→ **Work to be completed**
Copy out the entries in full and with complete accuracy; pictures are excluded.

Dataset rows
-- -- --
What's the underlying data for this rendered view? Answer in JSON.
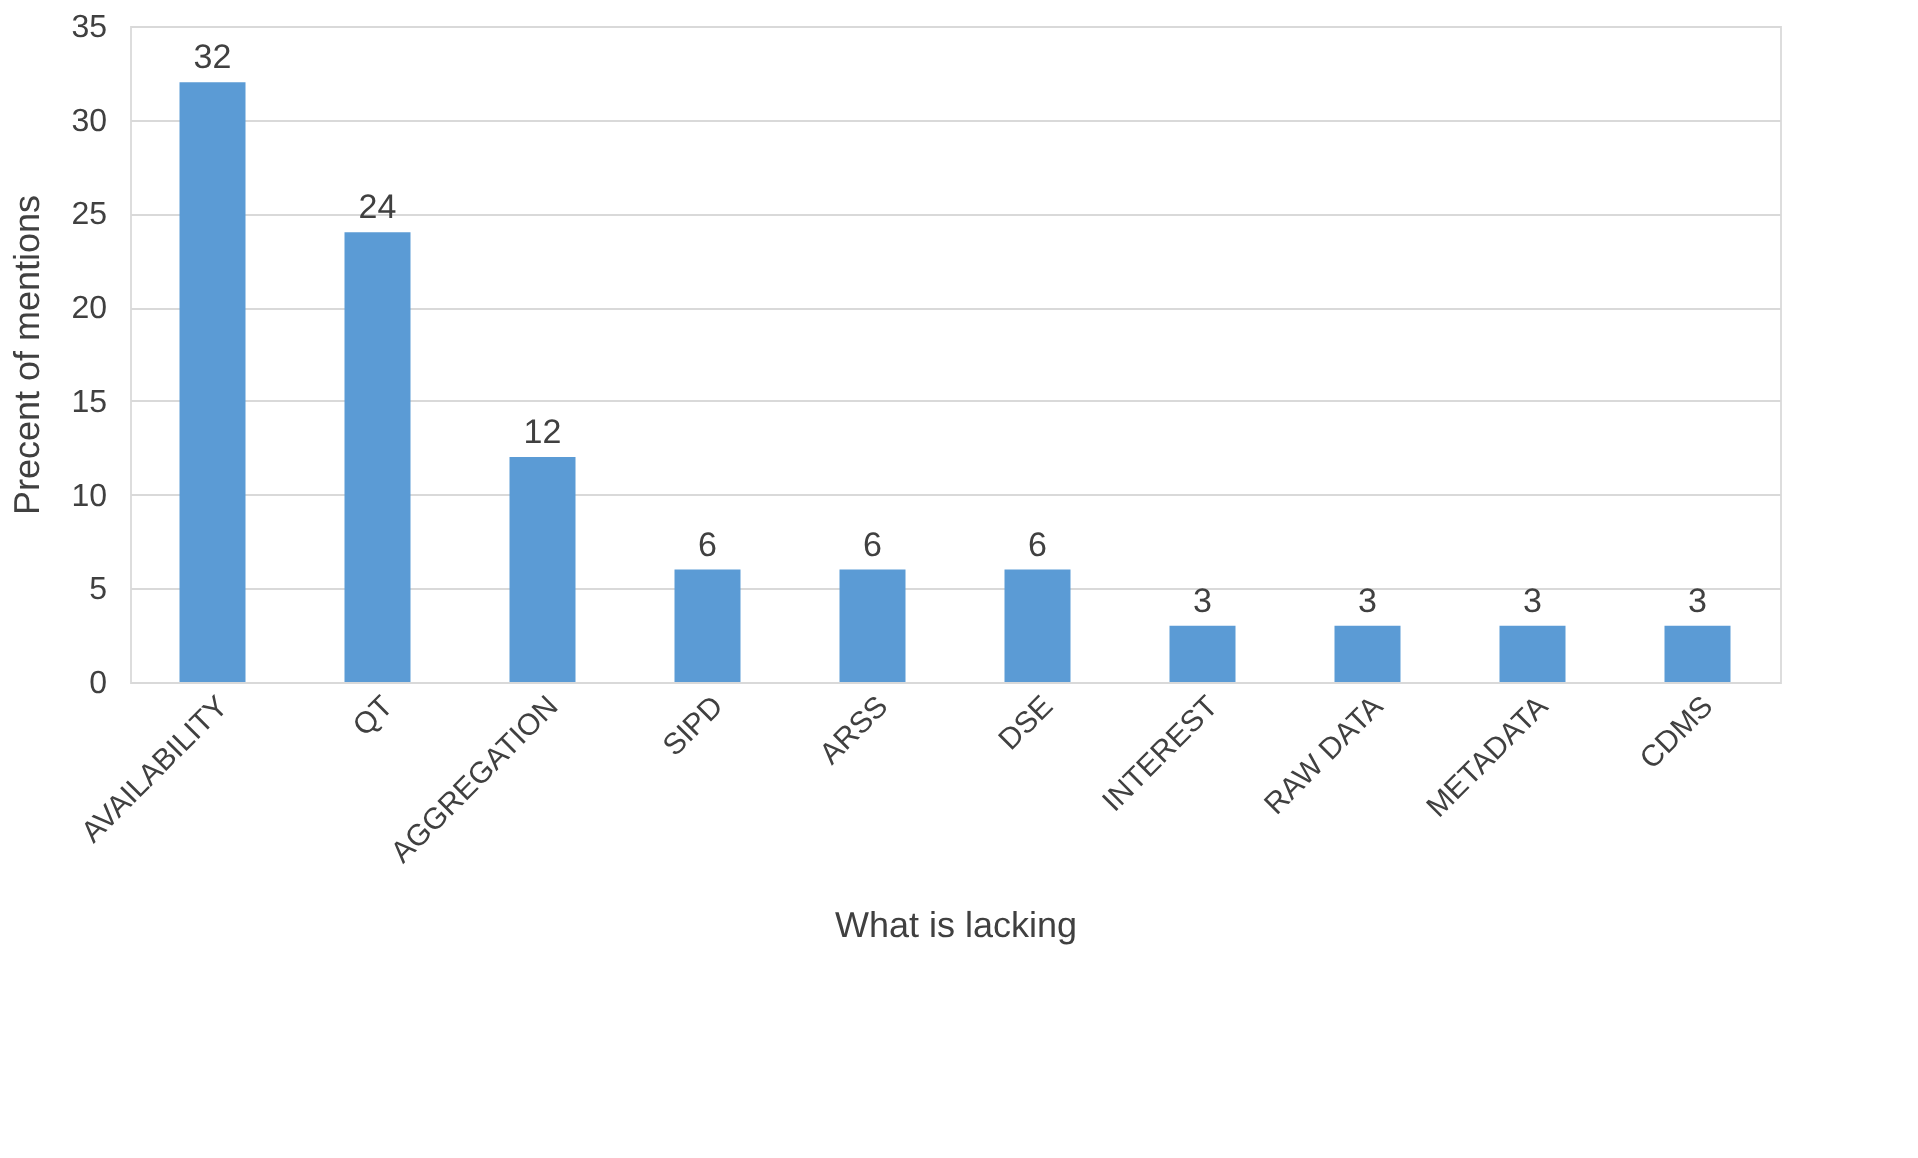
{
  "chart_data": {
    "type": "bar",
    "xlabel": "What is lacking",
    "ylabel": "Precent of mentions",
    "categories": [
      "AVAILABILITY",
      "QT",
      "AGGREGATION",
      "SIPD",
      "ARSS",
      "DSE",
      "INTEREST",
      "RAW DATA",
      "METADATA",
      "CDMS"
    ],
    "values": [
      32,
      24,
      12,
      6,
      6,
      6,
      3,
      3,
      3,
      3
    ],
    "color": "#5b9bd5",
    "ylim": [
      0,
      35
    ],
    "yticks": [
      0,
      5,
      10,
      15,
      20,
      25,
      30,
      35
    ],
    "grid": "y",
    "data_labels": true
  }
}
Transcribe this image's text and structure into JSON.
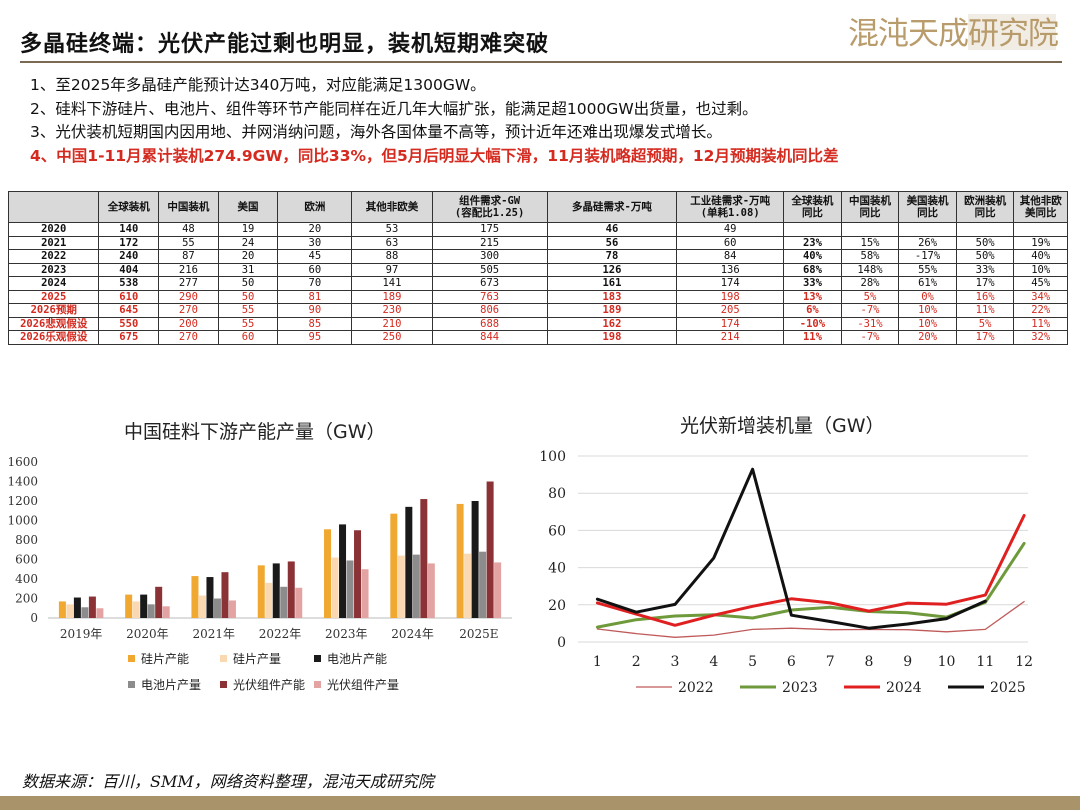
{
  "header": {
    "title": "多晶硅终端：光伏产能过剩也明显，装机短期难突破",
    "brand": "混沌天成研究院"
  },
  "points": [
    "1、至2025年多晶硅产能预计达340万吨，对应能满足1300GW。",
    "2、硅料下游硅片、电池片、组件等环节产能同样在近几年大幅扩张，能满足超1000GW出货量，也过剩。",
    "3、光伏装机短期国内因用地、并网消纳问题，海外各国体量不高等，预计近年还难出现爆发式增长。",
    "4、中国1-11月累计装机274.9GW，同比33%，但5月后明显大幅下滑，11月装机略超预期，12月预期装机同比差"
  ],
  "table": {
    "headers": [
      "",
      "全球装机",
      "中国装机",
      "美国",
      "欧洲",
      "其他非欧美",
      "组件需求-GW\n(容配比1.25)",
      "多晶硅需求-万吨",
      "工业硅需求-万吨\n(单耗1.08)",
      "全球装机\n同比",
      "中国装机\n同比",
      "美国装机\n同比",
      "欧洲装机\n同比",
      "其他非欧\n美同比"
    ],
    "rows": [
      {
        "cells": [
          "2020",
          "140",
          "48",
          "19",
          "20",
          "53",
          "175",
          "46",
          "49",
          "",
          "",
          "",
          "",
          ""
        ],
        "red": false
      },
      {
        "cells": [
          "2021",
          "172",
          "55",
          "24",
          "30",
          "63",
          "215",
          "56",
          "60",
          "23%",
          "15%",
          "26%",
          "50%",
          "19%"
        ],
        "red": false
      },
      {
        "cells": [
          "2022",
          "240",
          "87",
          "20",
          "45",
          "88",
          "300",
          "78",
          "84",
          "40%",
          "58%",
          "-17%",
          "50%",
          "40%"
        ],
        "red": false
      },
      {
        "cells": [
          "2023",
          "404",
          "216",
          "31",
          "60",
          "97",
          "505",
          "126",
          "136",
          "68%",
          "148%",
          "55%",
          "33%",
          "10%"
        ],
        "red": false
      },
      {
        "cells": [
          "2024",
          "538",
          "277",
          "50",
          "70",
          "141",
          "673",
          "161",
          "174",
          "33%",
          "28%",
          "61%",
          "17%",
          "45%"
        ],
        "red": false
      },
      {
        "cells": [
          "2025",
          "610",
          "290",
          "50",
          "81",
          "189",
          "763",
          "183",
          "198",
          "13%",
          "5%",
          "0%",
          "16%",
          "34%"
        ],
        "red": true
      },
      {
        "cells": [
          "2026预期",
          "645",
          "270",
          "55",
          "90",
          "230",
          "806",
          "189",
          "205",
          "6%",
          "-7%",
          "10%",
          "11%",
          "22%"
        ],
        "red": true
      },
      {
        "cells": [
          "2026悲观假设",
          "550",
          "200",
          "55",
          "85",
          "210",
          "688",
          "162",
          "174",
          "-10%",
          "-31%",
          "10%",
          "5%",
          "11%"
        ],
        "red": true
      },
      {
        "cells": [
          "2026乐观假设",
          "675",
          "270",
          "60",
          "95",
          "250",
          "844",
          "198",
          "214",
          "11%",
          "-7%",
          "20%",
          "17%",
          "32%"
        ],
        "red": true
      }
    ]
  },
  "source": "数据来源：百川，SMM，网络资料整理，混沌天成研究院",
  "chart_data": [
    {
      "type": "bar",
      "title": "中国硅料下游产能产量（GW）",
      "categories": [
        "2019年",
        "2020年",
        "2021年",
        "2022年",
        "2023年",
        "2024年",
        "2025E"
      ],
      "ylim": [
        0,
        1600
      ],
      "yticks": [
        0,
        200,
        400,
        600,
        800,
        1000,
        1200,
        1400,
        1600
      ],
      "legend_position": "bottom",
      "series": [
        {
          "name": "硅片产能",
          "color": "#f0a830",
          "values": [
            170,
            240,
            430,
            540,
            910,
            1070,
            1170
          ]
        },
        {
          "name": "硅片产量",
          "color": "#fad9b2",
          "values": [
            140,
            170,
            230,
            360,
            620,
            640,
            660
          ]
        },
        {
          "name": "电池片产能",
          "color": "#1a1a1a",
          "values": [
            210,
            240,
            420,
            560,
            960,
            1140,
            1200
          ]
        },
        {
          "name": "电池片产量",
          "color": "#8c8c8c",
          "values": [
            110,
            140,
            200,
            320,
            590,
            650,
            680
          ]
        },
        {
          "name": "光伏组件产能",
          "color": "#8b3236",
          "values": [
            220,
            320,
            470,
            580,
            900,
            1220,
            1400
          ]
        },
        {
          "name": "光伏组件产量",
          "color": "#e4a3a3",
          "values": [
            100,
            120,
            180,
            310,
            500,
            560,
            570
          ]
        }
      ]
    },
    {
      "type": "line",
      "title": "光伏新增装机量（GW）",
      "x": [
        1,
        2,
        3,
        4,
        5,
        6,
        7,
        8,
        9,
        10,
        11,
        12
      ],
      "ylim": [
        0,
        100
      ],
      "yticks": [
        0,
        20,
        40,
        60,
        80,
        100
      ],
      "legend_position": "bottom",
      "series": [
        {
          "name": "2022",
          "color": "#c05a5a",
          "width": 1.3,
          "values": [
            7,
            4.5,
            2.5,
            3.7,
            6.8,
            7.4,
            6.6,
            6.7,
            6.6,
            5.5,
            6.8,
            21.7
          ]
        },
        {
          "name": "2023",
          "color": "#6e9a3c",
          "width": 3,
          "values": [
            8,
            12,
            14,
            14.6,
            12.9,
            17.2,
            18.7,
            16.4,
            15.7,
            13.4,
            21.3,
            53
          ]
        },
        {
          "name": "2024",
          "color": "#e02020",
          "width": 3,
          "values": [
            21,
            15,
            9,
            14.4,
            19.2,
            23.2,
            21,
            16.6,
            20.9,
            20.3,
            25.2,
            68
          ]
        },
        {
          "name": "2025",
          "color": "#111111",
          "width": 3,
          "values": [
            23,
            16,
            20.2,
            45.2,
            92.9,
            14.4,
            11,
            7.4,
            9.7,
            12.6,
            22,
            null
          ]
        }
      ]
    }
  ]
}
-- -- --
→ **Task result**
What's the underlying data for this rendered view? Answer in JSON.
{
  "chart_data": {
    "type": "bar",
    "xlabel": "What is lacking",
    "ylabel": "Precent of mentions",
    "categories": [
      "AVAILABILITY",
      "QT",
      "AGGREGATION",
      "SIPD",
      "ARSS",
      "DSE",
      "INTEREST",
      "RAW DATA",
      "METADATA",
      "CDMS"
    ],
    "values": [
      32,
      24,
      12,
      6,
      6,
      6,
      3,
      3,
      3,
      3
    ],
    "color": "#5b9bd5",
    "ylim": [
      0,
      35
    ],
    "yticks": [
      0,
      5,
      10,
      15,
      20,
      25,
      30,
      35
    ],
    "grid": "y",
    "data_labels": true
  }
}
Transcribe this image's text and structure into JSON.
{
  "header": {
    "title": "多晶硅终端：光伏产能过剩也明显，装机短期难突破",
    "brand": "混沌天成研究院"
  },
  "points": [
    "1、至2025年多晶硅产能预计达340万吨，对应能满足1300GW。",
    "2、硅料下游硅片、电池片、组件等环节产能同样在近几年大幅扩张，能满足超1000GW出货量，也过剩。",
    "3、光伏装机短期国内因用地、并网消纳问题，海外各国体量不高等，预计近年还难出现爆发式增长。",
    "4、中国1-11月累计装机274.9GW，同比33%，但5月后明显大幅下滑，11月装机略超预期，12月预期装机同比差"
  ],
  "table": {
    "headers": [
      "",
      "全球装机",
      "中国装机",
      "美国",
      "欧洲",
      "其他非欧美",
      "组件需求-GW\n(容配比1.25)",
      "多晶硅需求-万吨",
      "工业硅需求-万吨\n(单耗1.08)",
      "全球装机\n同比",
      "中国装机\n同比",
      "美国装机\n同比",
      "欧洲装机\n同比",
      "其他非欧\n美同比"
    ],
    "rows": [
      {
        "cells": [
          "2020",
          "140",
          "48",
          "19",
          "20",
          "53",
          "175",
          "46",
          "49",
          "",
          "",
          "",
          "",
          ""
        ],
        "red": false
      },
      {
        "cells": [
          "2021",
          "172",
          "55",
          "24",
          "30",
          "63",
          "215",
          "56",
          "60",
          "23%",
          "15%",
          "26%",
          "50%",
          "19%"
        ],
        "red": false
      },
      {
        "cells": [
          "2022",
          "240",
          "87",
          "20",
          "45",
          "88",
          "300",
          "78",
          "84",
          "40%",
          "58%",
          "-17%",
          "50%",
          "40%"
        ],
        "red": false
      },
      {
        "cells": [
          "2023",
          "404",
          "216",
          "31",
          "60",
          "97",
          "505",
          "126",
          "136",
          "68%",
          "148%",
          "55%",
          "33%",
          "10%"
        ],
        "red": false
      },
      {
        "cells": [
          "2024",
          "538",
          "277",
          "50",
          "70",
          "141",
          "673",
          "161",
          "174",
          "33%",
          "28%",
          "61%",
          "17%",
          "45%"
        ],
        "red": false
      },
      {
        "cells": [
          "2025",
          "610",
          "290",
          "50",
          "81",
          "189",
          "763",
          "183",
          "198",
          "13%",
          "5%",
          "0%",
          "16%",
          "34%"
        ],
        "red": true
      },
      {
        "cells": [
          "2026预期",
          "645",
          "270",
          "55",
          "90",
          "230",
          "806",
          "189",
          "205",
          "6%",
          "-7%",
          "10%",
          "11%",
          "22%"
        ],
        "red": true
      },
      {
        "cells": [
          "2026悲观假设",
          "550",
          "200",
          "55",
          "85",
          "210",
          "688",
          "162",
          "174",
          "-10%",
          "-31%",
          "10%",
          "5%",
          "11%"
        ],
        "red": true
      },
      {
        "cells": [
          "2026乐观假设",
          "675",
          "270",
          "60",
          "95",
          "250",
          "844",
          "198",
          "214",
          "11%",
          "-7%",
          "20%",
          "17%",
          "32%"
        ],
        "red": true
      }
    ]
  },
  "source": "数据来源：百川，SMM，网络资料整理，混沌天成研究院",
  "chart_data": [
    {
      "type": "bar",
      "title": "中国硅料下游产能产量（GW）",
      "categories": [
        "2019年",
        "2020年",
        "2021年",
        "2022年",
        "2023年",
        "2024年",
        "2025E"
      ],
      "ylim": [
        0,
        1600
      ],
      "yticks": [
        0,
        200,
        400,
        600,
        800,
        1000,
        1200,
        1400,
        1600
      ],
      "legend_position": "bottom",
      "series": [
        {
          "name": "硅片产能",
          "color": "#f0a830",
          "values": [
            170,
            240,
            430,
            540,
            910,
            1070,
            1170
          ]
        },
        {
          "name": "硅片产量",
          "color": "#fad9b2",
          "values": [
            140,
            170,
            230,
            360,
            620,
            640,
            660
          ]
        },
        {
          "name": "电池片产能",
          "color": "#1a1a1a",
          "values": [
            210,
            240,
            420,
            560,
            960,
            1140,
            1200
          ]
        },
        {
          "name": "电池片产量",
          "color": "#8c8c8c",
          "values": [
            110,
            140,
            200,
            320,
            590,
            650,
            680
          ]
        },
        {
          "name": "光伏组件产能",
          "color": "#8b3236",
          "values": [
            220,
            320,
            470,
            580,
            900,
            1220,
            1400
          ]
        },
        {
          "name": "光伏组件产量",
          "color": "#e4a3a3",
          "values": [
            100,
            120,
            180,
            310,
            500,
            560,
            570
          ]
        }
      ]
    },
    {
      "type": "line",
      "title": "光伏新增装机量（GW）",
      "x": [
        1,
        2,
        3,
        4,
        5,
        6,
        7,
        8,
        9,
        10,
        11,
        12
      ],
      "ylim": [
        0,
        100
      ],
      "yticks": [
        0,
        20,
        40,
        60,
        80,
        100
      ],
      "legend_position": "bottom",
      "series": [
        {
          "name": "2022",
          "color": "#c05a5a",
          "width": 1.3,
          "values": [
            7,
            4.5,
            2.5,
            3.7,
            6.8,
            7.4,
            6.6,
            6.7,
            6.6,
            5.5,
            6.8,
            21.7
          ]
        },
        {
          "name": "2023",
          "color": "#6e9a3c",
          "width": 3,
          "values": [
            8,
            12,
            14,
            14.6,
            12.9,
            17.2,
            18.7,
            16.4,
            15.7,
            13.4,
            21.3,
            53
          ]
        },
        {
          "name": "2024",
          "color": "#e02020",
          "width": 3,
          "values": [
            21,
            15,
            9,
            14.4,
            19.2,
            23.2,
            21,
            16.6,
            20.9,
            20.3,
            25.2,
            68
          ]
        },
        {
          "name": "2025",
          "color": "#111111",
          "width": 3,
          "values": [
            23,
            16,
            20.2,
            45.2,
            92.9,
            14.4,
            11,
            7.4,
            9.7,
            12.6,
            22,
            null
          ]
        }
      ]
    }
  ]
}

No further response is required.